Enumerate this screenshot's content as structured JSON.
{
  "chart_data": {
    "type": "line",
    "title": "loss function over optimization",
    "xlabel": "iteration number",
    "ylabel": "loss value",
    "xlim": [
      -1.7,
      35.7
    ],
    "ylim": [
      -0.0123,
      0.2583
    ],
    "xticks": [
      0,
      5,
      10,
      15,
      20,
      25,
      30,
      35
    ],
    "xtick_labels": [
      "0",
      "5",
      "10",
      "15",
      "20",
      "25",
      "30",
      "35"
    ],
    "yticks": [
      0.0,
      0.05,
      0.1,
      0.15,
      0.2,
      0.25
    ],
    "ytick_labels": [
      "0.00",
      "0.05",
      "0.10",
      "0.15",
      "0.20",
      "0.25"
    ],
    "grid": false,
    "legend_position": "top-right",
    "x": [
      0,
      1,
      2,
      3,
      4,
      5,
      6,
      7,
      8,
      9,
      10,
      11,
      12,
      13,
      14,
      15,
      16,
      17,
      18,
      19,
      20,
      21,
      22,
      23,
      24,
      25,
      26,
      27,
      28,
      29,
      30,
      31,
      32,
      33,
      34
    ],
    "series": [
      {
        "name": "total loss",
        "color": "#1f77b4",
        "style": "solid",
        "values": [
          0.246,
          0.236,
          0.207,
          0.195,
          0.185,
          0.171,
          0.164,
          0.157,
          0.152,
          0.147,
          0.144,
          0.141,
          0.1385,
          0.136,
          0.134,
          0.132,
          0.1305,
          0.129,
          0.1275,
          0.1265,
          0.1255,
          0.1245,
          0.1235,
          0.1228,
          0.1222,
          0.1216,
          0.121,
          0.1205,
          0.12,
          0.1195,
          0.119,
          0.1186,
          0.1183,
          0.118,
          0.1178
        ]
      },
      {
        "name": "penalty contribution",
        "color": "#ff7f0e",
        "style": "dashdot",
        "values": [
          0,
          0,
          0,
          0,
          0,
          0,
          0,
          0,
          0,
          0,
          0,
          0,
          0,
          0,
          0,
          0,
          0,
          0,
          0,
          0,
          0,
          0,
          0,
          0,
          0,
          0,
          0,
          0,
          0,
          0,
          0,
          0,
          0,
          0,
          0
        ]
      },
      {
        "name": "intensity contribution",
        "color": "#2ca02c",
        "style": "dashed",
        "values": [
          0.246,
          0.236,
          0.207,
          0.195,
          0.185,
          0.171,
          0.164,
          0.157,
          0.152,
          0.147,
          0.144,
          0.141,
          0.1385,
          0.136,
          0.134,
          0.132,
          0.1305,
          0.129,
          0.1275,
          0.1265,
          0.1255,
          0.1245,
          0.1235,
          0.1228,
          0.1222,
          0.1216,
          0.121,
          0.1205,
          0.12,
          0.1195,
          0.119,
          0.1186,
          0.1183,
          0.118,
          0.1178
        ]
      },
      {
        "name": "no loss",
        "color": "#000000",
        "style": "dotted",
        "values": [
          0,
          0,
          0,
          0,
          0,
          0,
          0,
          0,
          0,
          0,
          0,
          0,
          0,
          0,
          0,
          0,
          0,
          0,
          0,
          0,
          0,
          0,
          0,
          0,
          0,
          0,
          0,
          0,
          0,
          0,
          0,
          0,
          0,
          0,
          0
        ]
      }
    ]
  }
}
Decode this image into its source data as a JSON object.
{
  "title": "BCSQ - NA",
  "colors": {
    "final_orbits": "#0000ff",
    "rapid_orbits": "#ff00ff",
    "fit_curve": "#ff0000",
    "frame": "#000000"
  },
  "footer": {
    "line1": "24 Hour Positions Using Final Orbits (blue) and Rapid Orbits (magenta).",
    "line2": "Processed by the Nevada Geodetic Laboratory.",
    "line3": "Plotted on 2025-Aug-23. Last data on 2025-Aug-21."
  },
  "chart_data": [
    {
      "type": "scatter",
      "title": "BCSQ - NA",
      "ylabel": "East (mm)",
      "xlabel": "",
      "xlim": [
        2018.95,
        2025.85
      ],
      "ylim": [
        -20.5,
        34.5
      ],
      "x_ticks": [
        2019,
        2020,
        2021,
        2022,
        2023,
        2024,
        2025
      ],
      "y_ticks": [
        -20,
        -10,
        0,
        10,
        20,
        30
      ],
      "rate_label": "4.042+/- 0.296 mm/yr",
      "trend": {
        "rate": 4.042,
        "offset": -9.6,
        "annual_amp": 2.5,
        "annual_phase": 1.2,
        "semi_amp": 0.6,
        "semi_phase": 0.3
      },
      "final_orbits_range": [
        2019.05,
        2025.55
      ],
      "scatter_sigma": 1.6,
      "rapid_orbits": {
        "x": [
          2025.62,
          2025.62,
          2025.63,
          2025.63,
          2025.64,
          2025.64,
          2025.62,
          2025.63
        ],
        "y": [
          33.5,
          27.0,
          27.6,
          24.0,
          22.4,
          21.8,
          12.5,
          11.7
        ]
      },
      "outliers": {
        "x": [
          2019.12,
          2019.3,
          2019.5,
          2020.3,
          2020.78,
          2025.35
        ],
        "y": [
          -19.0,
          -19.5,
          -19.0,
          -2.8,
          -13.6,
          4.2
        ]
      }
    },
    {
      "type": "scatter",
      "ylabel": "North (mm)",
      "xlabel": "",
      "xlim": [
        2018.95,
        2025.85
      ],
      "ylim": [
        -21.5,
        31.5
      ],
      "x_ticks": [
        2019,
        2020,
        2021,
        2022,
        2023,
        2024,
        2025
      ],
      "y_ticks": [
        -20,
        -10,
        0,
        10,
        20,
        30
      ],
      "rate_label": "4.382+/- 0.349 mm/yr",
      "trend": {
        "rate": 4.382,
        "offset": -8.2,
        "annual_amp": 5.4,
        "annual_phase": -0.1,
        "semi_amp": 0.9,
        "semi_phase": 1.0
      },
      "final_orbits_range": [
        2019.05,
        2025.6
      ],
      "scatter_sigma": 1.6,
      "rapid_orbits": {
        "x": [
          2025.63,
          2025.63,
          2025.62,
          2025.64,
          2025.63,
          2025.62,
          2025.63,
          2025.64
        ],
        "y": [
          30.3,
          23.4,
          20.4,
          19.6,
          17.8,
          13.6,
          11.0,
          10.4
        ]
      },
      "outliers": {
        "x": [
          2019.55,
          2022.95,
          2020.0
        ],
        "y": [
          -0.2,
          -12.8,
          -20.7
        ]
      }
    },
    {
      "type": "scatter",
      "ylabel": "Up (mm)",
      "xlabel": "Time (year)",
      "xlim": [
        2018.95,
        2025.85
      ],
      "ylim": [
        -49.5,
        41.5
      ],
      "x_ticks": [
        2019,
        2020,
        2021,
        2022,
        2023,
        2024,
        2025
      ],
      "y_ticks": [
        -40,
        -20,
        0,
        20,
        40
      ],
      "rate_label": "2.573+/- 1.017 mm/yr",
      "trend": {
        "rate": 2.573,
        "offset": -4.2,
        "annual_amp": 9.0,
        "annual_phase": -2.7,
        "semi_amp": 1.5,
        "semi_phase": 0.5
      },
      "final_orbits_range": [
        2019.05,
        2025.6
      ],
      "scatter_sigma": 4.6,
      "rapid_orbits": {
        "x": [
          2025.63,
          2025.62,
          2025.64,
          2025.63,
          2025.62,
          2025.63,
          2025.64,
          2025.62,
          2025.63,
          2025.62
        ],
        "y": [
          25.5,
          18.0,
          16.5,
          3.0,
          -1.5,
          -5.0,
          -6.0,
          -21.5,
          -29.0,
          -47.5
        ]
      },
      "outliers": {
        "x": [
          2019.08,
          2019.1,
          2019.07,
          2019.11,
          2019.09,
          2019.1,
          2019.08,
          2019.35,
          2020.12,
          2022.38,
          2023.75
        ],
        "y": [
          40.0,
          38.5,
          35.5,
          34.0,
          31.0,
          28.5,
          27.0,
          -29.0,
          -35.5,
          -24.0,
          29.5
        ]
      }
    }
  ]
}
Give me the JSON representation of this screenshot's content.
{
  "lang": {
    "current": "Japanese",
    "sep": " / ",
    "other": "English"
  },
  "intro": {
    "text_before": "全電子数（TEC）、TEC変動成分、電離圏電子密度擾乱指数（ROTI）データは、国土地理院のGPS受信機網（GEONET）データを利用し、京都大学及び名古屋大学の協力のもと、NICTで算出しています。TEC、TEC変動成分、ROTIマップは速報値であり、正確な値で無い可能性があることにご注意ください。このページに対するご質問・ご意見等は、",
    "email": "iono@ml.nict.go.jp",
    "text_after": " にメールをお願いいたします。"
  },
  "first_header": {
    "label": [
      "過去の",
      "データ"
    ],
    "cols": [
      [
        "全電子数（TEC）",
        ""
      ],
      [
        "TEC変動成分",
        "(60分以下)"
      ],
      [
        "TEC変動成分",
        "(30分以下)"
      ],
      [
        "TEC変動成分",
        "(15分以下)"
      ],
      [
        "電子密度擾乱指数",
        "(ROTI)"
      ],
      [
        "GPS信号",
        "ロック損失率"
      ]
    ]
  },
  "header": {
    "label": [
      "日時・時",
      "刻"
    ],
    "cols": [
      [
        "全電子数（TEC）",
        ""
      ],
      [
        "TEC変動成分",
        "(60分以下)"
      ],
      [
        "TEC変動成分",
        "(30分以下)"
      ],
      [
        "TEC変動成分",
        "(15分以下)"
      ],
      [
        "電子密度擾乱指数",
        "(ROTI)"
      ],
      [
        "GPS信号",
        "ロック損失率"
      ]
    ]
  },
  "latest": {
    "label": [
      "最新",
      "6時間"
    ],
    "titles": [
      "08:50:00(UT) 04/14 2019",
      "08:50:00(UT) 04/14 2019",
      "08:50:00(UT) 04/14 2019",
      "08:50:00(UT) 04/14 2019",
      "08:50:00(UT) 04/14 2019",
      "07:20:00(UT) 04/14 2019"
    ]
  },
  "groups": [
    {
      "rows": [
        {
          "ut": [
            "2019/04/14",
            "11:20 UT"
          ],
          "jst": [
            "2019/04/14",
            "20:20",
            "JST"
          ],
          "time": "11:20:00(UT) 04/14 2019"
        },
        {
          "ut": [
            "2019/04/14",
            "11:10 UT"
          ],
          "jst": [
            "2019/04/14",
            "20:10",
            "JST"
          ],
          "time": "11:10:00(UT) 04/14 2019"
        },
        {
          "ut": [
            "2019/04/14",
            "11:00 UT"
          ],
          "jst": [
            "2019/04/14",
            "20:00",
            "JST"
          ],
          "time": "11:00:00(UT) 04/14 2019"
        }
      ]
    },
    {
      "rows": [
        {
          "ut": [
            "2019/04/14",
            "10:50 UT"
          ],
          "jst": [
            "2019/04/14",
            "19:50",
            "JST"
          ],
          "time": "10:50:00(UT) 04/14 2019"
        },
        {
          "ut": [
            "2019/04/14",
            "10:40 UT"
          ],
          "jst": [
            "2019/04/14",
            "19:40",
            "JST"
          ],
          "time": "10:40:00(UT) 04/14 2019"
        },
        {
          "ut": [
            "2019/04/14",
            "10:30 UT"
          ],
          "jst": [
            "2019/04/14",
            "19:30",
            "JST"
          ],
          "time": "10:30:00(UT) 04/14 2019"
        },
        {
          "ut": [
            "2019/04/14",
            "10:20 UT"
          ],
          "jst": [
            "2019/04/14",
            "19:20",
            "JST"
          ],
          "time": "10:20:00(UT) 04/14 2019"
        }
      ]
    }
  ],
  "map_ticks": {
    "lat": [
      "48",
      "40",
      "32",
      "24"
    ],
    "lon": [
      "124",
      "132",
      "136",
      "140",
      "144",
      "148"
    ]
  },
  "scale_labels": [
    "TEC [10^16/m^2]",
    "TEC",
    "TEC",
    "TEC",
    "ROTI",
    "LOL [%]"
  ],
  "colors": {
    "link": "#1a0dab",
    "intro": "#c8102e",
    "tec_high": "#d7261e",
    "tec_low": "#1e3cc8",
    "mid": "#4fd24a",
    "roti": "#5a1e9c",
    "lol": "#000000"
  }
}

### What is needed
Copy each line above that contains the string "name".

### Task answer
        "name": "total loss",
        "name": "penalty contribution",
        "name": "intensity contribution",
        "name": "no loss",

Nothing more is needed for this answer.